#### [EXERCISE OBJECTIVE]
Set down the final stretch of the data, from the line that holds "Read this page and output its text content." through the last line, both included, with pictures left out.

Stored items:
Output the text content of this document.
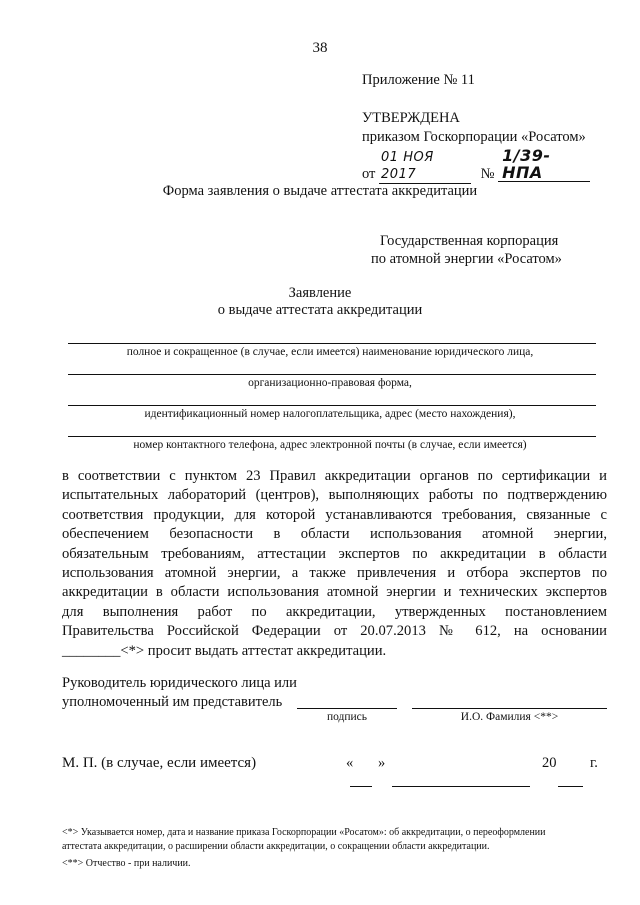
38
Приложение № 11
УТВЕРЖДЕНА
приказом Госкорпорации «Росатом»
от 01 НОЯ 2017	№ 1/39-НПА
Форма заявления о выдаче аттестата аккредитации
Государственная корпорация
по атомной энергии «Росатом»
Заявление
о выдаче аттестата аккредитации
полное и сокращенное (в случае, если имеется) наименование юридического лица,
организационно-правовая форма,
идентификационный номер налогоплательщика, адрес (место нахождения),
номер контактного телефона, адрес электронной почты (в случае, если имеется)
в соответствии с пунктом 23 Правил аккредитации органов по сертификации и
испытательных лабораторий (центров), выполняющих работы по подтверждению
соответствия продукции, для которой устанавливаются требования, связанные с
обеспечением безопасности в области использования атомной энергии,
обязательным требованиям, аттестации экспертов по аккредитации в области
использования атомной энергии, а также привлечения и отбора экспертов по
аккредитации в области использования атомной энергии и технических экспертов
для выполнения работ по аккредитации, утвержденных постановлением
Правительства Российской Федерации от 20.07.2013 № 612, на основании
________<*> просит выдать аттестат аккредитации.
Руководитель юридического лица или
уполномоченный им представитель
подпись	И.О. Фамилия <**>
М. П. (в случае, если имеется)	« »	20 г.
<*> Указывается номер, дата и название приказа Госкорпорации «Росатом»: об аккредитации, о переоформлении
аттестата аккредитации, о расширении области аккредитации, о сокращении области аккредитации.
<**> Отчество - при наличии.
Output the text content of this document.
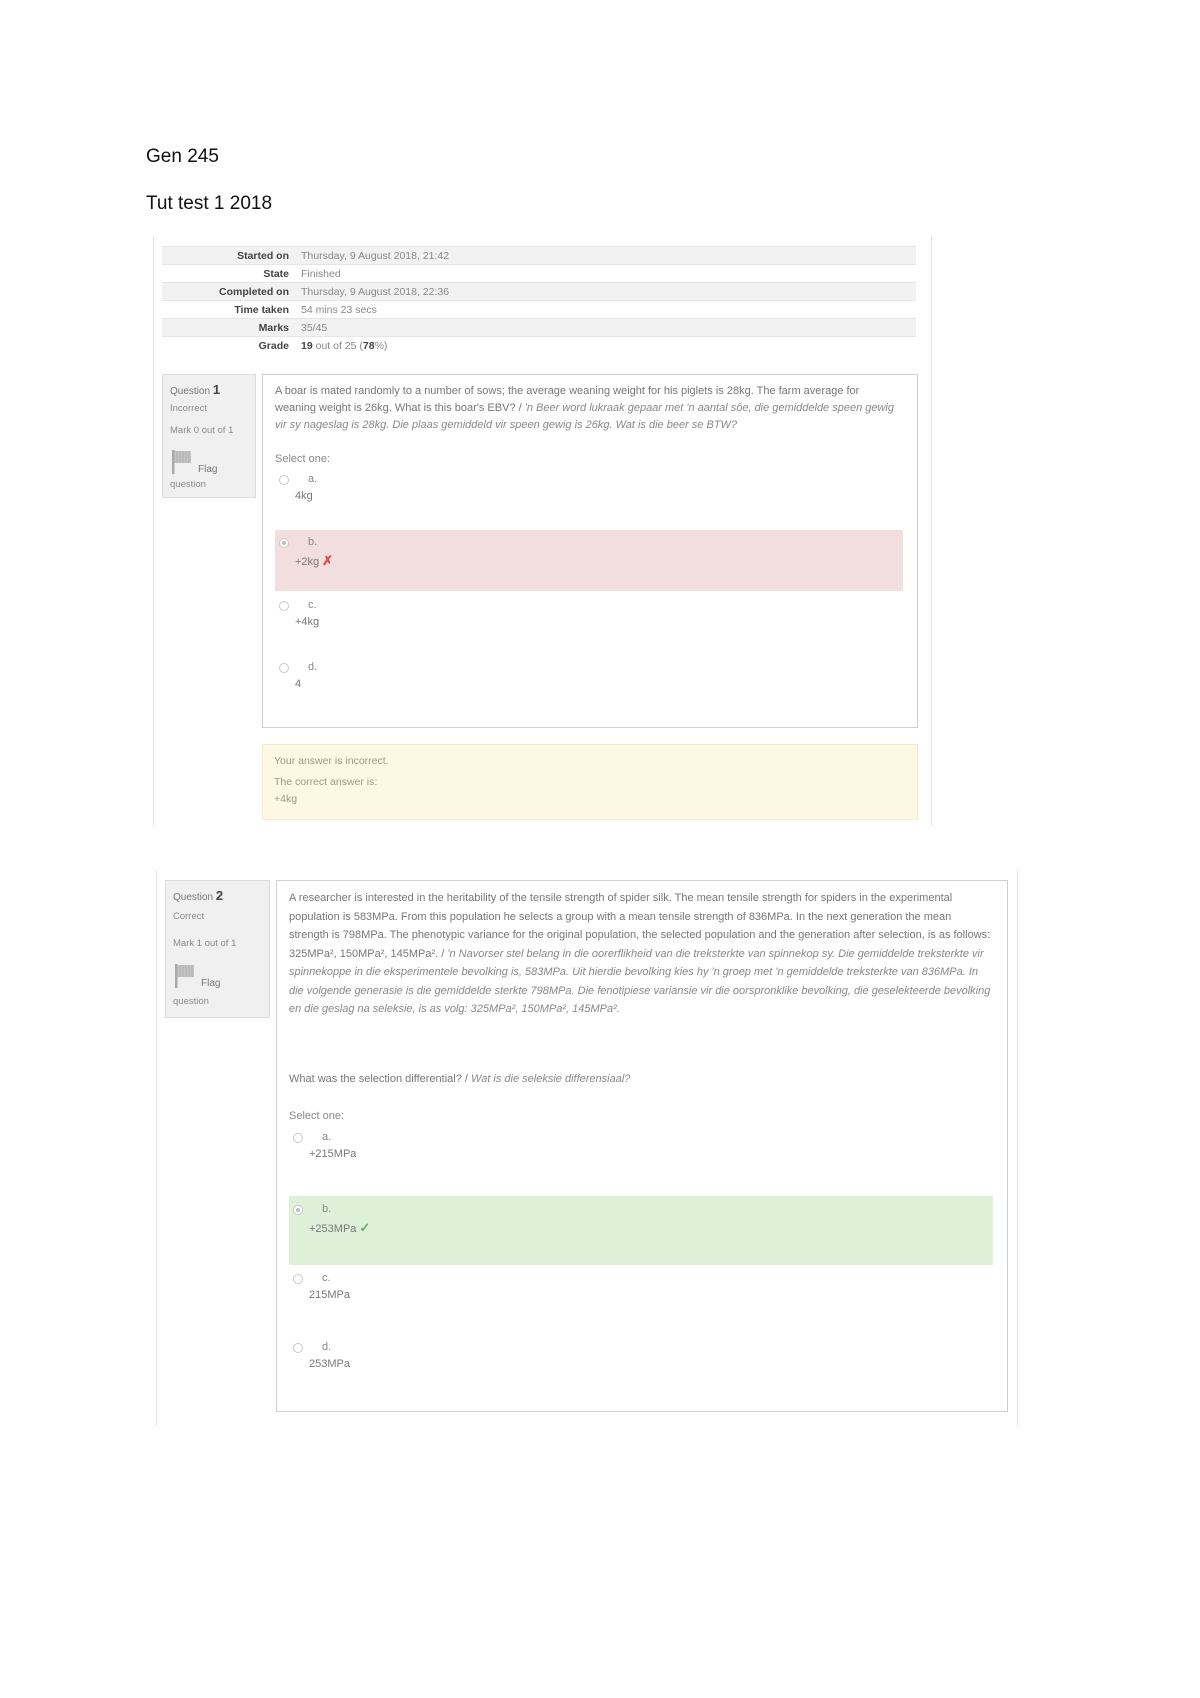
Gen 245
Tut test 1 2018
Started on	Thursday, 9 August 2018, 21:42
State	Finished
Completed on	Thursday, 9 August 2018, 22:36
Time taken	54 mins 23 secs
Marks	35/45
Grade	19 out of 25 (78%)
Question 1
Incorrect
Mark 0 out of 1
Flag
question
A boar is mated randomly to a number of sows; the average weaning weight for his piglets is 28kg. The farm average for weaning weight is 26kg. What is this boar's EBV? / 'n Beer word lukraak gepaar met 'n aantal sôe, die gemiddelde speen gewig vir sy nageslag is 28kg. Die plaas gemiddeld vir speen gewig is 26kg. Wat is die beer se BTW?
Select one:
a.
4kg
b.
+2kg ✗
c.
+4kg
d.
4
Your answer is incorrect.
The correct answer is:
+4kg
Question 2
Correct
Mark 1 out of 1
Flag
question
A researcher is interested in the heritability of the tensile strength of spider silk. The mean tensile strength for spiders in the experimental population is 583MPa. From this population he selects a group with a mean tensile strength of 836MPa. In the next generation the mean strength is 798MPa. The phenotypic variance for the original population, the selected population and the generation after selection, is as follows: 325MPa², 150MPa², 145MPa². / 'n Navorser stel belang in die oorerflikheid van die treksterkte van spinnekop sy. Die gemiddelde treksterkte vir spinnekoppe in die eksperimentele bevolking is, 583MPa. Uit hierdie bevolking kies hy 'n groep met 'n gemiddelde treksterkte van 836MPa. In die volgende generasie is die gemiddelde sterkte 798MPa. Die fenotipiese variansie vir die oorspronklike bevolking, die geselekteerde bevolking en die geslag na seleksie, is as volg: 325MPa², 150MPa², 145MPa².
What was the selection differential? / Wat is die seleksie differensiaal?
Select one:
a.
+215MPa
b.
+253MPa ✓
c.
215MPa
d.
253MPa
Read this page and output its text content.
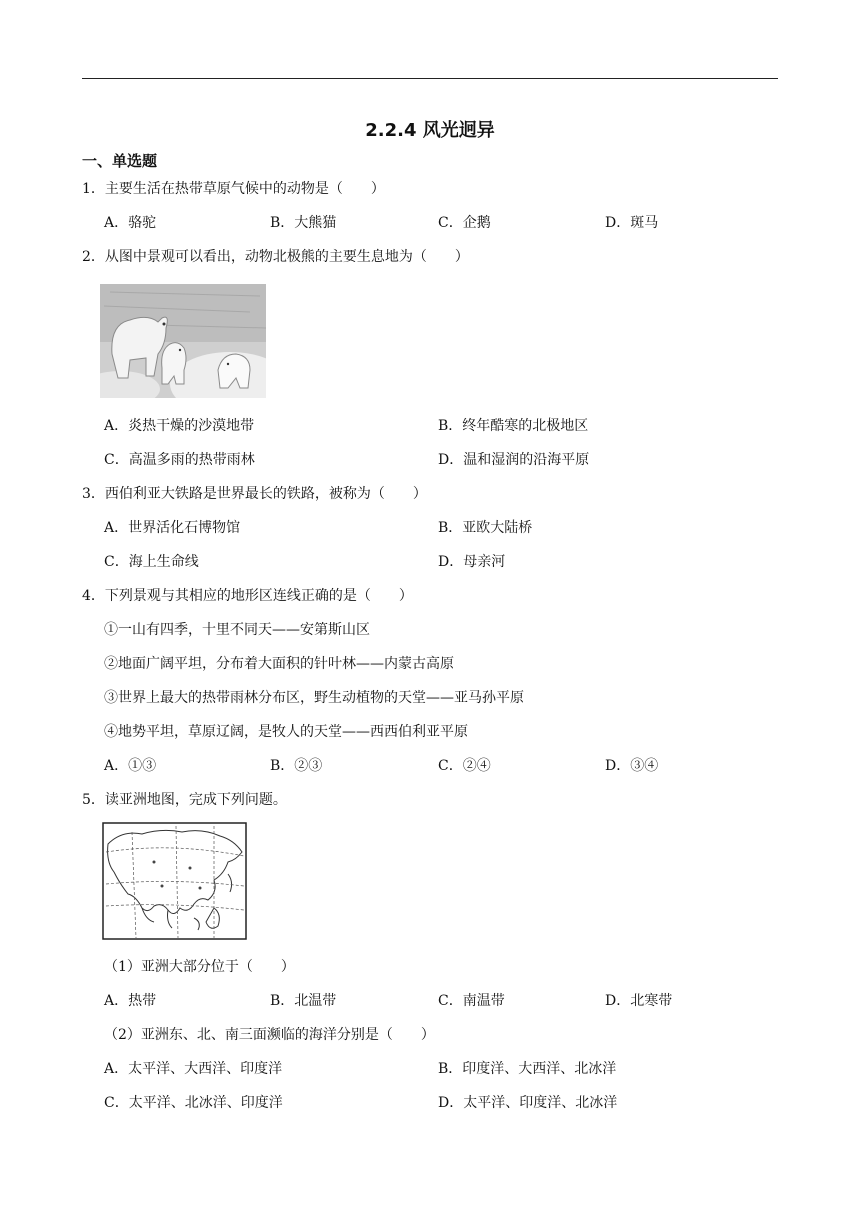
2.2.4 风光迥异
一、单选题
1．主要生活在热带草原气候中的动物是（　　）
A．骆驼	B．大熊猫	C．企鹅	D．斑马
2．从图中景观可以看出，动物北极熊的主要生息地为（　　）
A．炎热干燥的沙漠地带	B．终年酷寒的北极地区
C．高温多雨的热带雨林	D．温和湿润的沿海平原
3．西伯利亚大铁路是世界最长的铁路，被称为（　　）
A．世界活化石博物馆	B．亚欧大陆桥
C．海上生命线	D．母亲河
4．下列景观与其相应的地形区连线正确的是（　　）
①一山有四季，十里不同天——安第斯山区
②地面广阔平坦，分布着大面积的针叶林——内蒙古高原
③世界上最大的热带雨林分布区，野生动植物的天堂——亚马孙平原
④地势平坦，草原辽阔，是牧人的天堂——西西伯利亚平原
A．①③	B．②③	C．②④	D．③④
5．读亚洲地图，完成下列问题。
（1）亚洲大部分位于（　　）
A．热带	B．北温带	C．南温带	D．北寒带
（2）亚洲东、北、南三面濒临的海洋分别是（　　）
A．太平洋、大西洋、印度洋	B．印度洋、大西洋、北冰洋
C．太平洋、北冰洋、印度洋	D．太平洋、印度洋、北冰洋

#### [COMPLETE RESPONSE]
Read this page and output its text content.
2.2.4 风光迥异
一、单选题
1．主要生活在热带草原气候中的动物是（　　）
A．骆驼	B．大熊猫	C．企鹅	D．斑马
2．从图中景观可以看出，动物北极熊的主要生息地为（　　）
A．炎热干燥的沙漠地带	B．终年酷寒的北极地区
C．高温多雨的热带雨林	D．温和湿润的沿海平原
3．西伯利亚大铁路是世界最长的铁路，被称为（　　）
A．世界活化石博物馆	B．亚欧大陆桥
C．海上生命线	D．母亲河
4．下列景观与其相应的地形区连线正确的是（　　）
①一山有四季，十里不同天——安第斯山区
②地面广阔平坦，分布着大面积的针叶林——内蒙古高原
③世界上最大的热带雨林分布区，野生动植物的天堂——亚马孙平原
④地势平坦，草原辽阔，是牧人的天堂——西西伯利亚平原
A．①③	B．②③	C．②④	D．③④
5．读亚洲地图，完成下列问题。
（1）亚洲大部分位于（　　）
A．热带	B．北温带	C．南温带	D．北寒带
（2）亚洲东、北、南三面濒临的海洋分别是（　　）
A．太平洋、大西洋、印度洋	B．印度洋、大西洋、北冰洋
C．太平洋、北冰洋、印度洋	D．太平洋、印度洋、北冰洋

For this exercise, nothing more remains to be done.